## BEGIN PASSAGE TO READ

This example where max joint freq in dataset 2 is set to 10 shows that some concepts have a high association in both datasets, as opposed to the ones obtained with max joint freq in dataset 2 set to 0 or the Diff rank 1 vs 2 method (see below). Naturally the goal of the tool is to filter out these concepts, but the basic contrast method can be used to observe how such well-studied concepts are progressively discarded when starting from a high max joint freq in dataset 2 value and then decreasing it.

Top 5 concepts for ALS, Absolute Diff Rank with max joint freq = 0
concept	term	group	jointFreq.ref	pmi.ref	pmi.mask	rank.ref	rank.mask	rank
C3255210	Azolen	CHEM	12	15.43535	NA	1384.5	23165	1
C0381157	Autologen	CHEM	20	15.41333	NA	1387.0	23165	2
C3498115	entorhinal white matter	ANAT	85	15.40563	NA	1388.0	23165	3
C0718950	Biomox	CHEM	12	15.32844	NA	1397.0	23165	4
C0613678	UTEN	CHEM	101	15.26653	NA	1410.0	23165	5

In this example the max joint freq in dataset 2 threshold is 0 (default) but this is not the reason why the top results are made of concepts which do not appear in the second dataset. Indeed, changing this parameter to a high value (for instance 99999) shows the exact same top concepts. In fact, the max joint freq in dataset 2 threshold often has little effect with the Diff rank 1 vs 2 ranking method, unless the min joint freq in dataset 1 threshold is high or the target concept is not frequent. This is because this ranking method favours concepts which do not appear at all in dataset 2, since these concepts have a very high relative rank difference as long as they are ranked at the top in dataset 1.

## END PASSAGE TO READ

AIM 1:
Echo the entries from the start of the entries through the line containing "table-row-hardware-virtualization: Hardware virtualization", with both of those lines included.

## BEGIN DATA LISTING

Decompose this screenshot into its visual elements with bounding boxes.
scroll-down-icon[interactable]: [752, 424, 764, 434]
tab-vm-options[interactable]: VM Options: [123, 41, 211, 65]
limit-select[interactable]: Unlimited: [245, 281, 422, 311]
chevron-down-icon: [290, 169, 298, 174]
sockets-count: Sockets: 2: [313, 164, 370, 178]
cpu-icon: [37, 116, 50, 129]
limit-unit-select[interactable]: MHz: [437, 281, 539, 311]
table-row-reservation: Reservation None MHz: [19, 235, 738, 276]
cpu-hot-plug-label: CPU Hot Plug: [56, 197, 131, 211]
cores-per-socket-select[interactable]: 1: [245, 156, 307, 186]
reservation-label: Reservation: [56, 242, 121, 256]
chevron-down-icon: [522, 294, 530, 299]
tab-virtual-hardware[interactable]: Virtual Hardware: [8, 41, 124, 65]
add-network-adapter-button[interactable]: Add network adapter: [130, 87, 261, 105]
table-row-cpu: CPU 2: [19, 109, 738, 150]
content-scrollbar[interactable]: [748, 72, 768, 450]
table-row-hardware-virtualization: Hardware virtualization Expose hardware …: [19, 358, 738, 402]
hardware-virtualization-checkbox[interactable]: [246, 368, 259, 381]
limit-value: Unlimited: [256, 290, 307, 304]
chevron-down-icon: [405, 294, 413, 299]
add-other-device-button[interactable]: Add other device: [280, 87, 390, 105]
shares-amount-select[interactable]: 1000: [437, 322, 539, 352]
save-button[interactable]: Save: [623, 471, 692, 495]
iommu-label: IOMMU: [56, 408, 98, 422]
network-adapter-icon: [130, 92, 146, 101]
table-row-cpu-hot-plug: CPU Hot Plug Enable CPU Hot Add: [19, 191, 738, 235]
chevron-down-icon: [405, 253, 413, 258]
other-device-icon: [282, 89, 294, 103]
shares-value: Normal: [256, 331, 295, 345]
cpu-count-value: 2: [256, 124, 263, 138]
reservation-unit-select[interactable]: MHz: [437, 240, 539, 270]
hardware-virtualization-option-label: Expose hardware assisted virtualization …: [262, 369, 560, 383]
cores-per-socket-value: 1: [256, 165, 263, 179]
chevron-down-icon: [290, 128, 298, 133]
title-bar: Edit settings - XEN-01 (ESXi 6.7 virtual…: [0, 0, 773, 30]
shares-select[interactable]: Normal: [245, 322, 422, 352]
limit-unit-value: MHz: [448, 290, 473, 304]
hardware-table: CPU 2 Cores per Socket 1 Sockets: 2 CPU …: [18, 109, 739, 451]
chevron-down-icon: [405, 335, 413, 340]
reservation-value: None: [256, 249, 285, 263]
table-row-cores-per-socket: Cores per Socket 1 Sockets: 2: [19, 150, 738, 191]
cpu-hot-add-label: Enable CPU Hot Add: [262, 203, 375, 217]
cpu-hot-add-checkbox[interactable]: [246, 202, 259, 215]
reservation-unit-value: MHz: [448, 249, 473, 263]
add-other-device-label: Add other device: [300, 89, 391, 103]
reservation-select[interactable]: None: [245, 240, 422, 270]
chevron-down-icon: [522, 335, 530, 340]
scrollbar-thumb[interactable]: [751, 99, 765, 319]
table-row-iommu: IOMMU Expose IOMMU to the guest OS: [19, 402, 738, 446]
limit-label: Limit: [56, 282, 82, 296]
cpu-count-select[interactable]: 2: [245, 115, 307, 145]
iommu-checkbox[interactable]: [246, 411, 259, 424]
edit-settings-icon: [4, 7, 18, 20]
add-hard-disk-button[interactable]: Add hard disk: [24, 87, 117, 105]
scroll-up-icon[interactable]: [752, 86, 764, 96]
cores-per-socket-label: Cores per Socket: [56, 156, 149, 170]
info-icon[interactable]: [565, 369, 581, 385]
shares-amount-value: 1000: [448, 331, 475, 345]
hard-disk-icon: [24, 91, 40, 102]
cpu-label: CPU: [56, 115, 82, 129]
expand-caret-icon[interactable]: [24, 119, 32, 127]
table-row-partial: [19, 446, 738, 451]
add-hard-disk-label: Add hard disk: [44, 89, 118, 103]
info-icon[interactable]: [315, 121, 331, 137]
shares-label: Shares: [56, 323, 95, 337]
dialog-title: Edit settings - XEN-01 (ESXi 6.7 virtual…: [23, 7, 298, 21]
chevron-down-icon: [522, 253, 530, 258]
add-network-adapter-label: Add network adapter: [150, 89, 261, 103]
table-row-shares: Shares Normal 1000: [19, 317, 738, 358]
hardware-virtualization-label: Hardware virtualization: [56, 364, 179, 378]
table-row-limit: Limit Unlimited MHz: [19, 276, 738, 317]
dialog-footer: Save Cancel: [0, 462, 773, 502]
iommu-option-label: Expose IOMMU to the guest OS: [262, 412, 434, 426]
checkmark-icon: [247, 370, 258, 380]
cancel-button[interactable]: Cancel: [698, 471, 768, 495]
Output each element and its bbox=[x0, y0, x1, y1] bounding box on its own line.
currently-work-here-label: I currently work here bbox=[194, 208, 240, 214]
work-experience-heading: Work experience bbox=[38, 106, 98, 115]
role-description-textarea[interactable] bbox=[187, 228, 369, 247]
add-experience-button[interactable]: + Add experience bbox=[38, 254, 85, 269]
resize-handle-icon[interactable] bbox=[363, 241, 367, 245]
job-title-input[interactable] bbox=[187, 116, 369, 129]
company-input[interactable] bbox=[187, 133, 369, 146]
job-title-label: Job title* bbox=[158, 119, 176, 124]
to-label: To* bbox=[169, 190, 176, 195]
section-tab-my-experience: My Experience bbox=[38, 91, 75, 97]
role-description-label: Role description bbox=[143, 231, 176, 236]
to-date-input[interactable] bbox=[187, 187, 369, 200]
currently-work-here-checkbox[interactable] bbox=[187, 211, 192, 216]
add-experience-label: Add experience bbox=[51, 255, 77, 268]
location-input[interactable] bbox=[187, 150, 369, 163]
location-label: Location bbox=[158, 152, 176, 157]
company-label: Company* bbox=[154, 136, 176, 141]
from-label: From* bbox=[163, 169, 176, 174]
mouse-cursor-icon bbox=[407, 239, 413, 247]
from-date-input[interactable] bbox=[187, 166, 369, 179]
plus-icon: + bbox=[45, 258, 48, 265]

## END DATA LISTING

AIM 2:
According to the passage on contrast ranking, why does the max joint freq in dataset 2 threshold often have little effect with the Diff rank 1 vs 2 ranking method?

COMPLETE RESPONSE 1:
Decompose this screenshot into its visual elements with bounding boxes.
scroll-down-icon[interactable]: [752, 424, 764, 434]
tab-vm-options[interactable]: VM Options: [123, 41, 211, 65]
limit-select[interactable]: Unlimited: [245, 281, 422, 311]
chevron-down-icon: [290, 169, 298, 174]
sockets-count: Sockets: 2: [313, 164, 370, 178]
cpu-icon: [37, 116, 50, 129]
limit-unit-select[interactable]: MHz: [437, 281, 539, 311]
table-row-reservation: Reservation None MHz: [19, 235, 738, 276]
cpu-hot-plug-label: CPU Hot Plug: [56, 197, 131, 211]
cores-per-socket-select[interactable]: 1: [245, 156, 307, 186]
reservation-label: Reservation: [56, 242, 121, 256]
chevron-down-icon: [522, 294, 530, 299]
tab-virtual-hardware[interactable]: Virtual Hardware: [8, 41, 124, 65]
add-network-adapter-button[interactable]: Add network adapter: [130, 87, 261, 105]
table-row-cpu: CPU 2: [19, 109, 738, 150]
content-scrollbar[interactable]: [748, 72, 768, 450]
table-row-hardware-virtualization: Hardware virtualization Expose hardware …: [19, 358, 738, 402]

COMPLETE RESPONSE 2:
That ranking method favors concepts that do not appear at all in dataset 2. Such concepts have a very high relative rank difference as long as they rank at the top in dataset 1.